[START Records supplied]

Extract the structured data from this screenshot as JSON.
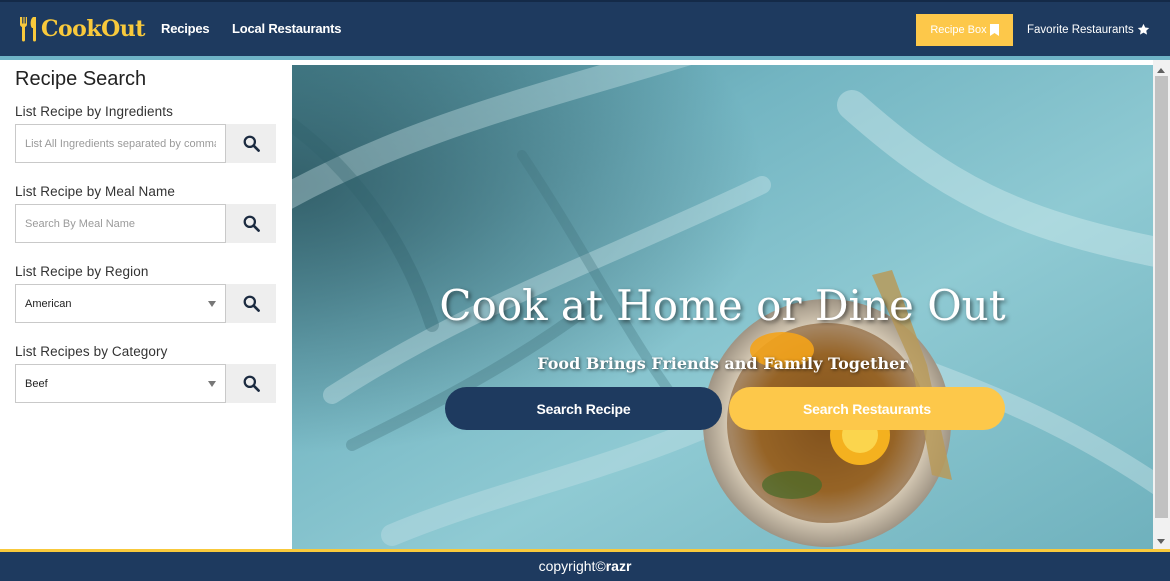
{
  "colors": {
    "navy": "#1e3a5f",
    "gold": "#f8c93c",
    "gold_button": "#fdc84a",
    "teal_accent": "#6fb3c6"
  },
  "navbar": {
    "brand": "CookOut",
    "brand_icon": "fork-knife-icon",
    "links": [
      "Recipes",
      "Local Restaurants"
    ],
    "recipe_box_label": "Recipe Box",
    "recipe_box_icon": "bookmark-icon",
    "favorites_label": "Favorite Restaurants",
    "favorites_icon": "star-icon"
  },
  "sidebar": {
    "title": "Recipe Search",
    "fields": [
      {
        "label": "List Recipe by Ingredients",
        "type": "input",
        "placeholder": "List All Ingredients separated by comma",
        "value": ""
      },
      {
        "label": "List Recipe by Meal Name",
        "type": "input",
        "placeholder": "Search By Meal Name",
        "value": ""
      },
      {
        "label": "List Recipe by Region",
        "type": "select",
        "value": "American"
      },
      {
        "label": "List Recipes by Category",
        "type": "select",
        "value": "Beef"
      }
    ],
    "search_icon": "search-icon"
  },
  "hero": {
    "title": "Cook at Home or Dine Out",
    "subtitle": "Food Brings Friends and Family Together",
    "primary_button": "Search Recipe",
    "secondary_button": "Search Restaurants"
  },
  "footer": {
    "prefix": "copyright©",
    "name": "razr"
  }
}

[END Records supplied]

Reproduce the material in its entirety and word for word, without the pictures.

▸ Answer to this task:
Extract the structured data from this screenshot as JSON.
{
  "colors": {
    "navy": "#1e3a5f",
    "gold": "#f8c93c",
    "gold_button": "#fdc84a",
    "teal_accent": "#6fb3c6"
  },
  "navbar": {
    "brand": "CookOut",
    "brand_icon": "fork-knife-icon",
    "links": [
      "Recipes",
      "Local Restaurants"
    ],
    "recipe_box_label": "Recipe Box",
    "recipe_box_icon": "bookmark-icon",
    "favorites_label": "Favorite Restaurants",
    "favorites_icon": "star-icon"
  },
  "sidebar": {
    "title": "Recipe Search",
    "fields": [
      {
        "label": "List Recipe by Ingredients",
        "type": "input",
        "placeholder": "List All Ingredients separated by comma",
        "value": ""
      },
      {
        "label": "List Recipe by Meal Name",
        "type": "input",
        "placeholder": "Search By Meal Name",
        "value": ""
      },
      {
        "label": "List Recipe by Region",
        "type": "select",
        "value": "American"
      },
      {
        "label": "List Recipes by Category",
        "type": "select",
        "value": "Beef"
      }
    ],
    "search_icon": "search-icon"
  },
  "hero": {
    "title": "Cook at Home or Dine Out",
    "subtitle": "Food Brings Friends and Family Together",
    "primary_button": "Search Recipe",
    "secondary_button": "Search Restaurants"
  },
  "footer": {
    "prefix": "copyright©",
    "name": "razr"
  }
}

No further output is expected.